Task prompt: Reproduce each line bearing the word "BANCAS".

Dataset extract:
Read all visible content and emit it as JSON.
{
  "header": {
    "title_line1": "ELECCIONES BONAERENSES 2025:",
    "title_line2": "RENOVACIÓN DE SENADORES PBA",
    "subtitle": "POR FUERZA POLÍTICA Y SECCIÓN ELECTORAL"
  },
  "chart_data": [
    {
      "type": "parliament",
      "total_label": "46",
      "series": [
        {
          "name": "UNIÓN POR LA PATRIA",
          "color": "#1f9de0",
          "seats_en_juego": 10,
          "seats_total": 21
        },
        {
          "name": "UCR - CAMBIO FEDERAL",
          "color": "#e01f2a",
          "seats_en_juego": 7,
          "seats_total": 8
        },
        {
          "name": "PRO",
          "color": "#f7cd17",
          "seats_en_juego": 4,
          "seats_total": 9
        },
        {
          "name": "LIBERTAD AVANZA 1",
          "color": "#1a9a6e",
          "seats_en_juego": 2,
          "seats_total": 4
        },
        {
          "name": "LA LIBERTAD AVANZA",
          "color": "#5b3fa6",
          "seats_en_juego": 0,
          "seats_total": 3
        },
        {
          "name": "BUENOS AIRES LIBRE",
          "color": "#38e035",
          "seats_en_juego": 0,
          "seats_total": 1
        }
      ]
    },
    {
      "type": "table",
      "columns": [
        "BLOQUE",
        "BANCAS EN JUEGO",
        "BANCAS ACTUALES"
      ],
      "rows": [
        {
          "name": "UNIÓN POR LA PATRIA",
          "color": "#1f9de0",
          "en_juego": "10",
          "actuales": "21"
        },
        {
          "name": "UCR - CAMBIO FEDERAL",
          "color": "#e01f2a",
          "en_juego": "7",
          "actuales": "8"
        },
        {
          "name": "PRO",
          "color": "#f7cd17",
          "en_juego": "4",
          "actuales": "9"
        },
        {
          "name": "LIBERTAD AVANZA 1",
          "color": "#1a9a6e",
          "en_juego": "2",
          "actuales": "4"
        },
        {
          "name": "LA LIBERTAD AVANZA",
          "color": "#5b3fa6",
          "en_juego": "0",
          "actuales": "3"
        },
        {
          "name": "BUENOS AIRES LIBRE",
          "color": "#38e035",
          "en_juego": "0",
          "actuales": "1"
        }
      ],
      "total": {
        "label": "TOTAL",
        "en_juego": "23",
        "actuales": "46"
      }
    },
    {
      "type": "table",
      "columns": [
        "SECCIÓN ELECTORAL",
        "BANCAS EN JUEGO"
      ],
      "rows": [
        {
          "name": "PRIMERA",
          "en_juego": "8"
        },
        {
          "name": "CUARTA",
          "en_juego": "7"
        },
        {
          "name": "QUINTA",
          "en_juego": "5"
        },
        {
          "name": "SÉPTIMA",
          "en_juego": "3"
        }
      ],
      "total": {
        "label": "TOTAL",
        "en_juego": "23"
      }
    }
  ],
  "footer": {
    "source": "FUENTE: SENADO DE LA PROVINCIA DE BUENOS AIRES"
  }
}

Worked answer:
        "BANCAS EN JUEGO",
        "BANCAS ACTUALES"
        "BANCAS EN JUEGO"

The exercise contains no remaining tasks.